## [SUPPLIED MATERIAL]
** START **
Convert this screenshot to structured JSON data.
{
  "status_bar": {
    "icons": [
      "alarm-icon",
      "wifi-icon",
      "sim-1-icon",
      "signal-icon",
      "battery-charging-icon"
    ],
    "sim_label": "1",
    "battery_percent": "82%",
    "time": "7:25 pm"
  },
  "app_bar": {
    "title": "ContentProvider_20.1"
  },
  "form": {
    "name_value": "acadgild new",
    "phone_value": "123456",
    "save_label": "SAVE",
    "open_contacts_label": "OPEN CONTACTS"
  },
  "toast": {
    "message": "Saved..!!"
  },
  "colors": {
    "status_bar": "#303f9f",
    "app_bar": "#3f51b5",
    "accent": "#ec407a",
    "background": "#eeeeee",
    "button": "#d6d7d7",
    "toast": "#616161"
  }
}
** END **
Return each line of the data exactly as written above.

Convert this screenshot to structured JSON data.
{
  "status_bar": {
    "icons": [
      "alarm-icon",
      "wifi-icon",
      "sim-1-icon",
      "signal-icon",
      "battery-charging-icon"
    ],
    "sim_label": "1",
    "battery_percent": "82%",
    "time": "7:25 pm"
  },
  "app_bar": {
    "title": "ContentProvider_20.1"
  },
  "form": {
    "name_value": "acadgild new",
    "phone_value": "123456",
    "save_label": "SAVE",
    "open_contacts_label": "OPEN CONTACTS"
  },
  "toast": {
    "message": "Saved..!!"
  },
  "colors": {
    "status_bar": "#303f9f",
    "app_bar": "#3f51b5",
    "accent": "#ec407a",
    "background": "#eeeeee",
    "button": "#d6d7d7",
    "toast": "#616161"
  }
}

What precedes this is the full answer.